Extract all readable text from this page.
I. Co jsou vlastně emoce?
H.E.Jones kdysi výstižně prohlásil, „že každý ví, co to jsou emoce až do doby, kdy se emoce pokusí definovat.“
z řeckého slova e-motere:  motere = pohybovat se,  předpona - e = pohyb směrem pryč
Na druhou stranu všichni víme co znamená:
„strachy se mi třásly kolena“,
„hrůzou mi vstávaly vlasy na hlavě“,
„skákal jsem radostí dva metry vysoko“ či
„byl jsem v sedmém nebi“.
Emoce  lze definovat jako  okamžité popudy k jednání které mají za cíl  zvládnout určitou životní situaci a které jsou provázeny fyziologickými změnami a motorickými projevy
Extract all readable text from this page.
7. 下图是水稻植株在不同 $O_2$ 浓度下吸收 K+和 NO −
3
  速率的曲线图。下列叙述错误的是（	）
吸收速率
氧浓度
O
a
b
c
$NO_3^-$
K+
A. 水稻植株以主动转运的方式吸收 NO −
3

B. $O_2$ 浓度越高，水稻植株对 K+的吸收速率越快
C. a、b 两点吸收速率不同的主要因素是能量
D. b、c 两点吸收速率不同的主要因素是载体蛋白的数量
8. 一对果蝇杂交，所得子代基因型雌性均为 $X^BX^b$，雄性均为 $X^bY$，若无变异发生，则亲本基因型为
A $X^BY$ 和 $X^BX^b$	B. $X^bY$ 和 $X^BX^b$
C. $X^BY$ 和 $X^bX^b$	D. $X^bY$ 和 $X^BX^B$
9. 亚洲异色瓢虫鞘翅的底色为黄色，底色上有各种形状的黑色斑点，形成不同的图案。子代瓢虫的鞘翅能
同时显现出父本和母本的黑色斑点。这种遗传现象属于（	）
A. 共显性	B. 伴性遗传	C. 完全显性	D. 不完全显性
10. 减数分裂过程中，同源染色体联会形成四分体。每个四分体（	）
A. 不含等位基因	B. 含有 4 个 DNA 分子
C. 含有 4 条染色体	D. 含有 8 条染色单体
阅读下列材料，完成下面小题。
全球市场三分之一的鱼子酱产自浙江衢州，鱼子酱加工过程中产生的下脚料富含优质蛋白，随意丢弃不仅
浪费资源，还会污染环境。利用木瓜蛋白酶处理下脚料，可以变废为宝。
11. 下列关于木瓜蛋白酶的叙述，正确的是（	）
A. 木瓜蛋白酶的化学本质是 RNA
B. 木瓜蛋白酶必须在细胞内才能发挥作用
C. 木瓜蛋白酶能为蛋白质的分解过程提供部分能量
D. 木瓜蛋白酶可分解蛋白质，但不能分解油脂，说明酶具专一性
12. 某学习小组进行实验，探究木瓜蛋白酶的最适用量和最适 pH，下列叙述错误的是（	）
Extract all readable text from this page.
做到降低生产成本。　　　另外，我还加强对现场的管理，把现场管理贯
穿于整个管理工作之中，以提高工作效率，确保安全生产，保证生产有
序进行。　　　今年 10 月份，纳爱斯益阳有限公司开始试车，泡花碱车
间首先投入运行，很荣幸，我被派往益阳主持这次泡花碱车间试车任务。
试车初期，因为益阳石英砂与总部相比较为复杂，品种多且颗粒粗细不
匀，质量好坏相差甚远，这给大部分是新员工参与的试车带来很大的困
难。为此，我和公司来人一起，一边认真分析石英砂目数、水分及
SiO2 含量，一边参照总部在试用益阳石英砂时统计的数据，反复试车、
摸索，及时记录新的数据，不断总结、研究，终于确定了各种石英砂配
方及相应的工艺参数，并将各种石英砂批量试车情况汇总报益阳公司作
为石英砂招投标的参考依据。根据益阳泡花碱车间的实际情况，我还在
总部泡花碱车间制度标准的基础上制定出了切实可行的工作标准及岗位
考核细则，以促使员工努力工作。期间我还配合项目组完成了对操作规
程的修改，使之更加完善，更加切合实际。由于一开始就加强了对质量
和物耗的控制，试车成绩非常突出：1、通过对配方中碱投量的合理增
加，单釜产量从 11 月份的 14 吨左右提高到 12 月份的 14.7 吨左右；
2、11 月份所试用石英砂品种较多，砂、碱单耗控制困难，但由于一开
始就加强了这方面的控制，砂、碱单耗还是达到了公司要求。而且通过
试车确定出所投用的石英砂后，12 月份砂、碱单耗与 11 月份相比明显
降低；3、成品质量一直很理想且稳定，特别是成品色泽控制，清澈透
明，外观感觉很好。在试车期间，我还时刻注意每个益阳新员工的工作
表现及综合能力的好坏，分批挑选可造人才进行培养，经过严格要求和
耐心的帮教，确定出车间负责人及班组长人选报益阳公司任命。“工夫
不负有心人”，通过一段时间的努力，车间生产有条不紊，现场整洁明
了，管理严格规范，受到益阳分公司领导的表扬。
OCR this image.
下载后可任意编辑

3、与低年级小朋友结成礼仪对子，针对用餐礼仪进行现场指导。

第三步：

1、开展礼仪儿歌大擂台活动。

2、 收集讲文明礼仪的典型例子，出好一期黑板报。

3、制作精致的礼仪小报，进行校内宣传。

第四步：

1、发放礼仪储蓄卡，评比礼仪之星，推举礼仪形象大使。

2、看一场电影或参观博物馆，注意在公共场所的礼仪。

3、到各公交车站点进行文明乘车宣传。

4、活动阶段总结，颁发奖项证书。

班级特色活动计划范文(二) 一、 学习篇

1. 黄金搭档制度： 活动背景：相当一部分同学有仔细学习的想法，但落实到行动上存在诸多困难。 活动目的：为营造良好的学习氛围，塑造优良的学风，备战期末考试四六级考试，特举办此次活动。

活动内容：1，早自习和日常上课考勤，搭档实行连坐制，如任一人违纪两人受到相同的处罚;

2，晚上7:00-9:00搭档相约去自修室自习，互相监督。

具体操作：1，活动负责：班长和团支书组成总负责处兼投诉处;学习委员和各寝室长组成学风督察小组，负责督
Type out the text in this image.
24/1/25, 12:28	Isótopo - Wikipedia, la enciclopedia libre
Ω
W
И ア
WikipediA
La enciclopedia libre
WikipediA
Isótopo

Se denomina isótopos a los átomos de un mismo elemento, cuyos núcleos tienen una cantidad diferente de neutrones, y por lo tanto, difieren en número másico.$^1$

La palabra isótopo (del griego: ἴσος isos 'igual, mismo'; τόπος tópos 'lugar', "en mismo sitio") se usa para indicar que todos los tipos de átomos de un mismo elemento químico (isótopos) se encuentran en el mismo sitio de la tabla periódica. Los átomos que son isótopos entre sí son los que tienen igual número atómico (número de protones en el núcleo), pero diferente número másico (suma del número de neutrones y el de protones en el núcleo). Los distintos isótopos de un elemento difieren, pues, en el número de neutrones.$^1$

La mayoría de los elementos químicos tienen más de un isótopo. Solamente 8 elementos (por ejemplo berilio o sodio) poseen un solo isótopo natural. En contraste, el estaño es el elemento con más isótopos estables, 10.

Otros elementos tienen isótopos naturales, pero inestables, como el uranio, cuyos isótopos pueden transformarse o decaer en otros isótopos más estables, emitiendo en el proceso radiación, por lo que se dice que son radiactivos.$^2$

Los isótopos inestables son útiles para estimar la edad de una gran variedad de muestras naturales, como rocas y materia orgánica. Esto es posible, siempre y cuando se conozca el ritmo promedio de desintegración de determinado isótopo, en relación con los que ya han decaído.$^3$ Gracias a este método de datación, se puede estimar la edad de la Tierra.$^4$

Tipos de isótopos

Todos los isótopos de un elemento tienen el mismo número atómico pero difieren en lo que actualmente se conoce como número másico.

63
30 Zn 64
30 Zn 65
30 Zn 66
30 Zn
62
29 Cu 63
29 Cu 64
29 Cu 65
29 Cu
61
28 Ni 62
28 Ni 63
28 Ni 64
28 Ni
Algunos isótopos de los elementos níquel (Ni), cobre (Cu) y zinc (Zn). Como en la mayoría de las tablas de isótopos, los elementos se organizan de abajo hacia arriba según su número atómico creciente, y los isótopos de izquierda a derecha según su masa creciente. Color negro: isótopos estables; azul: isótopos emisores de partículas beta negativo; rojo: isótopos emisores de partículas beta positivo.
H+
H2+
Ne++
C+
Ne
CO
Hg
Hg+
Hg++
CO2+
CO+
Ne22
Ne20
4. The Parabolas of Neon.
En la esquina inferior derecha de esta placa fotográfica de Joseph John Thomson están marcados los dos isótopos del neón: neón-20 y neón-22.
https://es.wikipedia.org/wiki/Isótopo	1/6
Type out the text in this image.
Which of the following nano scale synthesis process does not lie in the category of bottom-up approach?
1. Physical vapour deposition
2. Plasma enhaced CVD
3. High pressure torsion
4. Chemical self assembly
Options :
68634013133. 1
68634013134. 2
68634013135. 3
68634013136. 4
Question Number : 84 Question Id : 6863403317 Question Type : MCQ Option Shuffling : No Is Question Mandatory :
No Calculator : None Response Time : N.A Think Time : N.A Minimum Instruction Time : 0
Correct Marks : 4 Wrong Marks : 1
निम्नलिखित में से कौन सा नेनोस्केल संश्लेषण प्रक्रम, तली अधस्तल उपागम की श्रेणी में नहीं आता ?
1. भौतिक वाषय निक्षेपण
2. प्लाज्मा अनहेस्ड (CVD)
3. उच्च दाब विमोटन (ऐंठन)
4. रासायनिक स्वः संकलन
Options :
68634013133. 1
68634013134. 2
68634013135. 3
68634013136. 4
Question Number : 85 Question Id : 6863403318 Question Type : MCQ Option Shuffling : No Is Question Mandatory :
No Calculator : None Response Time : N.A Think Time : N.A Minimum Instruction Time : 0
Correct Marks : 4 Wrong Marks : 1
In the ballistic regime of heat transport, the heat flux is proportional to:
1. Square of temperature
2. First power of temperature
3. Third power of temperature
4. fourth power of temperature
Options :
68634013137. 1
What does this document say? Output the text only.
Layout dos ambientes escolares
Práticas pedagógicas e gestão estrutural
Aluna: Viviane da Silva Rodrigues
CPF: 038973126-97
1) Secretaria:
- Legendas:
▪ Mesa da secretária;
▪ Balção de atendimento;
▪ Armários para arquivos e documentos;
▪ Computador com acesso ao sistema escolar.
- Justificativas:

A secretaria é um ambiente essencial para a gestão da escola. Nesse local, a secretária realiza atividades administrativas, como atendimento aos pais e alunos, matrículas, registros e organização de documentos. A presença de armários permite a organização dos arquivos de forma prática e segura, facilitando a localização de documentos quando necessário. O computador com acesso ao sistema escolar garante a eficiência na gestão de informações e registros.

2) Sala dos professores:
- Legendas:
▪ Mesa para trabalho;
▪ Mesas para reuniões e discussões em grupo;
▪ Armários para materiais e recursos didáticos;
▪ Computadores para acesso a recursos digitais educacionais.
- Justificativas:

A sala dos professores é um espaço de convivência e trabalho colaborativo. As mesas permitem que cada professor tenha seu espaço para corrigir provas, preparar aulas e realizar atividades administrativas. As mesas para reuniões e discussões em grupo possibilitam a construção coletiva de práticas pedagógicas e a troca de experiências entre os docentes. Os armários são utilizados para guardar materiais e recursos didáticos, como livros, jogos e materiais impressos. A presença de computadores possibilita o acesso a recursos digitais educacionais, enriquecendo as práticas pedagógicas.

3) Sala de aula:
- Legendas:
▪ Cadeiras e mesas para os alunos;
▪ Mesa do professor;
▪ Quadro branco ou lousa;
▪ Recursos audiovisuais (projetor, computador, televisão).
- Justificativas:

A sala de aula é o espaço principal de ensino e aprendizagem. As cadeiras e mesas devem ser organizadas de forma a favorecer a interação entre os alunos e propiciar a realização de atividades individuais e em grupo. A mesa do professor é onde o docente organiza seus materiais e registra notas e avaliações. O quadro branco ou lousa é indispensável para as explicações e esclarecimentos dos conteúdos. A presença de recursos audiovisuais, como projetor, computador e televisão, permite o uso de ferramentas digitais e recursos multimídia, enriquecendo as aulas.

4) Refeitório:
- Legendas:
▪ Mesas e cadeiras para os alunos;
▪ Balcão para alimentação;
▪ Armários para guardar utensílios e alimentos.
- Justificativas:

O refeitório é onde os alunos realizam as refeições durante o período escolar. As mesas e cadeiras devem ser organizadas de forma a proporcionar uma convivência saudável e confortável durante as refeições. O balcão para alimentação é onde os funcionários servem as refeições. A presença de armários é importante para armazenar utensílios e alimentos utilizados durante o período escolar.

* YOUR GOAL
Count the lines that hold the string "cuyos", and reply with that number alone.

* SOLUTION BELOW
2